··· RECORDS TO PROCESS ···
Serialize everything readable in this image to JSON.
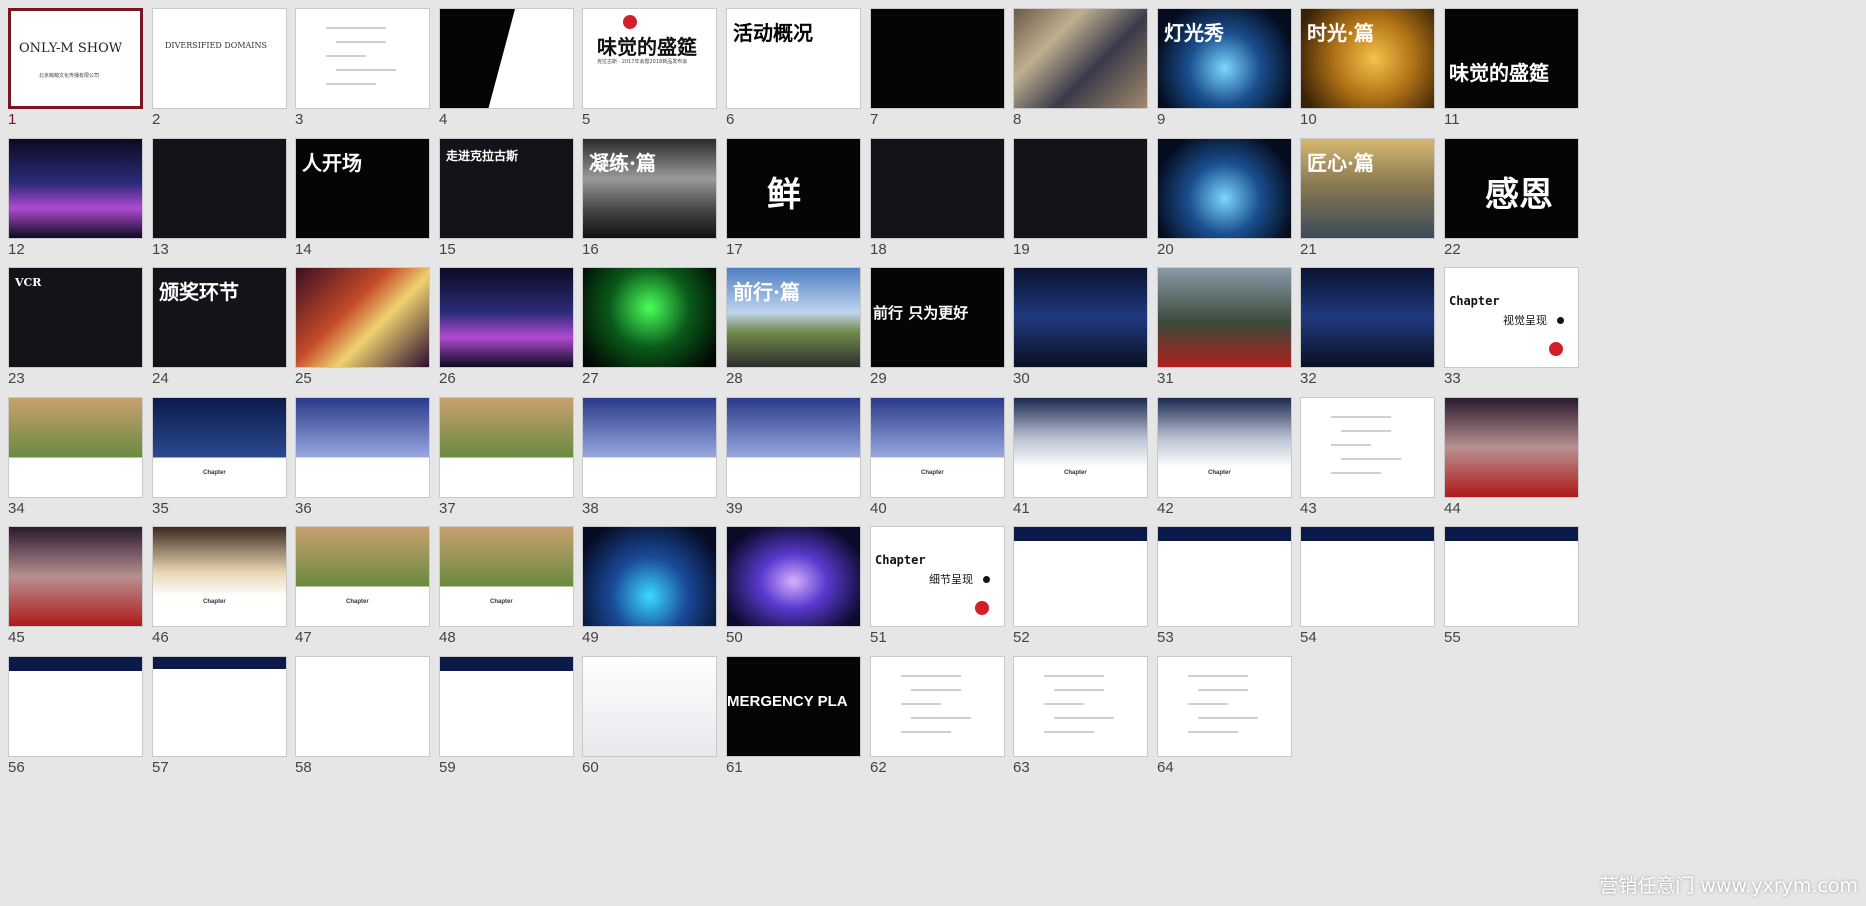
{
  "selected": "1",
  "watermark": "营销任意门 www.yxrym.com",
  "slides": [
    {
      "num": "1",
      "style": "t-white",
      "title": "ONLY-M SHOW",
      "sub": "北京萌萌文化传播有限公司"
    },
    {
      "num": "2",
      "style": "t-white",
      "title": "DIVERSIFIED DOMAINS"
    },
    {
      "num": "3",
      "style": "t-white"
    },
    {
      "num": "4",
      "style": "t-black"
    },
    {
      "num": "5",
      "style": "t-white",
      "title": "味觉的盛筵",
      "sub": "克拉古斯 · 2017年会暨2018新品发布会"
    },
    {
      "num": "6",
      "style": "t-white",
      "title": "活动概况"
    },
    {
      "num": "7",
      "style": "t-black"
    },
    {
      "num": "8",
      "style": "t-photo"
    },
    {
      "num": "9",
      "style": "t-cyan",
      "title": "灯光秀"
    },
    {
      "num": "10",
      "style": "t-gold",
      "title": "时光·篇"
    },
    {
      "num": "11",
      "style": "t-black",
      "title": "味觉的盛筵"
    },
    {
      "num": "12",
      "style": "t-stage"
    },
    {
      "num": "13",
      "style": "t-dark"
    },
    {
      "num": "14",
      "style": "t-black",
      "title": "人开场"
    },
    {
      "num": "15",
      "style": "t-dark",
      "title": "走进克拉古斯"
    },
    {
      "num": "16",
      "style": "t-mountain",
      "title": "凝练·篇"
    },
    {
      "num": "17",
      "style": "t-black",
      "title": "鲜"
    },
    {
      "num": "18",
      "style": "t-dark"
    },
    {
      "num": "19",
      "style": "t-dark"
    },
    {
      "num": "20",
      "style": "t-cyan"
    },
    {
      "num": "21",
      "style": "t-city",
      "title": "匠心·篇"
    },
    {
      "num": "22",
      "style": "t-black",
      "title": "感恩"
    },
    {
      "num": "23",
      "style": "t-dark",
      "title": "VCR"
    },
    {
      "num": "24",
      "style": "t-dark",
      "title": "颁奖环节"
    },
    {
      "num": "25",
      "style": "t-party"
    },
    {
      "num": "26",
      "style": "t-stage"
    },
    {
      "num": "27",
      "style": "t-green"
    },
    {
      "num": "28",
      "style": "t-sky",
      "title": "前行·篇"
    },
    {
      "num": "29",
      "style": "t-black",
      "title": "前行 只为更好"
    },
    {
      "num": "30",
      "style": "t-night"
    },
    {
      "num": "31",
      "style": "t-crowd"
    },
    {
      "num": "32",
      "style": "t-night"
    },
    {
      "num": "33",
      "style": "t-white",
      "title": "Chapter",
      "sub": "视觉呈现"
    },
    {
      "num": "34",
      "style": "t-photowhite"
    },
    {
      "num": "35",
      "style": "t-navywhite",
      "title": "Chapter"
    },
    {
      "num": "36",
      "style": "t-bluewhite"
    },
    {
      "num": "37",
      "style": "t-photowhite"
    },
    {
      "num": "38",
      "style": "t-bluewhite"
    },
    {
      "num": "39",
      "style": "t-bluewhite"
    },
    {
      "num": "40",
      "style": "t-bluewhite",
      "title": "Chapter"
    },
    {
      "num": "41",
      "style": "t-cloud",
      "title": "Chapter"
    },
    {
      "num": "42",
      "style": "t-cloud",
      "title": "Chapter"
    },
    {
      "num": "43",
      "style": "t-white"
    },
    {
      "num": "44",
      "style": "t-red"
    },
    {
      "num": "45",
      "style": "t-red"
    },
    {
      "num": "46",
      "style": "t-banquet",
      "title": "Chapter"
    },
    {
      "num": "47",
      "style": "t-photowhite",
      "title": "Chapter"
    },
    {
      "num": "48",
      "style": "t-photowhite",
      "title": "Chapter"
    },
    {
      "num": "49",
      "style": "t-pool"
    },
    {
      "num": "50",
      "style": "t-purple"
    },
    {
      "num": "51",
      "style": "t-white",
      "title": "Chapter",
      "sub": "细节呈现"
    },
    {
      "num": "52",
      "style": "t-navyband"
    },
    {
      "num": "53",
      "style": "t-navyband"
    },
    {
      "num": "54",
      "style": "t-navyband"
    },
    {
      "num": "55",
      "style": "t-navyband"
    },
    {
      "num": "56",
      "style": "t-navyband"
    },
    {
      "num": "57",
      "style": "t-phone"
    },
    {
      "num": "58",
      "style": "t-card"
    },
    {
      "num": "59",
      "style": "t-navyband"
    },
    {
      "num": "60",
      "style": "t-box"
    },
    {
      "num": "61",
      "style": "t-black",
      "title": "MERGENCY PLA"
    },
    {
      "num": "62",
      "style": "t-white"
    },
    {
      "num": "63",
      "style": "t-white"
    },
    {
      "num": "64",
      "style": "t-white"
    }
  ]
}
···
#### THE REQUEST
All the lines above are to be given again exactly as they read, with the pictures removed.

#### THE REPLY
Serialize everything readable in this image to JSON.
{
  "selected": "1",
  "watermark": "营销任意门 www.yxrym.com",
  "slides": [
    {
      "num": "1",
      "style": "t-white",
      "title": "ONLY-M SHOW",
      "sub": "北京萌萌文化传播有限公司"
    },
    {
      "num": "2",
      "style": "t-white",
      "title": "DIVERSIFIED DOMAINS"
    },
    {
      "num": "3",
      "style": "t-white"
    },
    {
      "num": "4",
      "style": "t-black"
    },
    {
      "num": "5",
      "style": "t-white",
      "title": "味觉的盛筵",
      "sub": "克拉古斯 · 2017年会暨2018新品发布会"
    },
    {
      "num": "6",
      "style": "t-white",
      "title": "活动概况"
    },
    {
      "num": "7",
      "style": "t-black"
    },
    {
      "num": "8",
      "style": "t-photo"
    },
    {
      "num": "9",
      "style": "t-cyan",
      "title": "灯光秀"
    },
    {
      "num": "10",
      "style": "t-gold",
      "title": "时光·篇"
    },
    {
      "num": "11",
      "style": "t-black",
      "title": "味觉的盛筵"
    },
    {
      "num": "12",
      "style": "t-stage"
    },
    {
      "num": "13",
      "style": "t-dark"
    },
    {
      "num": "14",
      "style": "t-black",
      "title": "人开场"
    },
    {
      "num": "15",
      "style": "t-dark",
      "title": "走进克拉古斯"
    },
    {
      "num": "16",
      "style": "t-mountain",
      "title": "凝练·篇"
    },
    {
      "num": "17",
      "style": "t-black",
      "title": "鲜"
    },
    {
      "num": "18",
      "style": "t-dark"
    },
    {
      "num": "19",
      "style": "t-dark"
    },
    {
      "num": "20",
      "style": "t-cyan"
    },
    {
      "num": "21",
      "style": "t-city",
      "title": "匠心·篇"
    },
    {
      "num": "22",
      "style": "t-black",
      "title": "感恩"
    },
    {
      "num": "23",
      "style": "t-dark",
      "title": "VCR"
    },
    {
      "num": "24",
      "style": "t-dark",
      "title": "颁奖环节"
    },
    {
      "num": "25",
      "style": "t-party"
    },
    {
      "num": "26",
      "style": "t-stage"
    },
    {
      "num": "27",
      "style": "t-green"
    },
    {
      "num": "28",
      "style": "t-sky",
      "title": "前行·篇"
    },
    {
      "num": "29",
      "style": "t-black",
      "title": "前行 只为更好"
    },
    {
      "num": "30",
      "style": "t-night"
    },
    {
      "num": "31",
      "style": "t-crowd"
    },
    {
      "num": "32",
      "style": "t-night"
    },
    {
      "num": "33",
      "style": "t-white",
      "title": "Chapter",
      "sub": "视觉呈现"
    },
    {
      "num": "34",
      "style": "t-photowhite"
    },
    {
      "num": "35",
      "style": "t-navywhite",
      "title": "Chapter"
    },
    {
      "num": "36",
      "style": "t-bluewhite"
    },
    {
      "num": "37",
      "style": "t-photowhite"
    },
    {
      "num": "38",
      "style": "t-bluewhite"
    },
    {
      "num": "39",
      "style": "t-bluewhite"
    },
    {
      "num": "40",
      "style": "t-bluewhite",
      "title": "Chapter"
    },
    {
      "num": "41",
      "style": "t-cloud",
      "title": "Chapter"
    },
    {
      "num": "42",
      "style": "t-cloud",
      "title": "Chapter"
    },
    {
      "num": "43",
      "style": "t-white"
    },
    {
      "num": "44",
      "style": "t-red"
    },
    {
      "num": "45",
      "style": "t-red"
    },
    {
      "num": "46",
      "style": "t-banquet",
      "title": "Chapter"
    },
    {
      "num": "47",
      "style": "t-photowhite",
      "title": "Chapter"
    },
    {
      "num": "48",
      "style": "t-photowhite",
      "title": "Chapter"
    },
    {
      "num": "49",
      "style": "t-pool"
    },
    {
      "num": "50",
      "style": "t-purple"
    },
    {
      "num": "51",
      "style": "t-white",
      "title": "Chapter",
      "sub": "细节呈现"
    },
    {
      "num": "52",
      "style": "t-navyband"
    },
    {
      "num": "53",
      "style": "t-navyband"
    },
    {
      "num": "54",
      "style": "t-navyband"
    },
    {
      "num": "55",
      "style": "t-navyband"
    },
    {
      "num": "56",
      "style": "t-navyband"
    },
    {
      "num": "57",
      "style": "t-phone"
    },
    {
      "num": "58",
      "style": "t-card"
    },
    {
      "num": "59",
      "style": "t-navyband"
    },
    {
      "num": "60",
      "style": "t-box"
    },
    {
      "num": "61",
      "style": "t-black",
      "title": "MERGENCY PLA"
    },
    {
      "num": "62",
      "style": "t-white"
    },
    {
      "num": "63",
      "style": "t-white"
    },
    {
      "num": "64",
      "style": "t-white"
    }
  ]
}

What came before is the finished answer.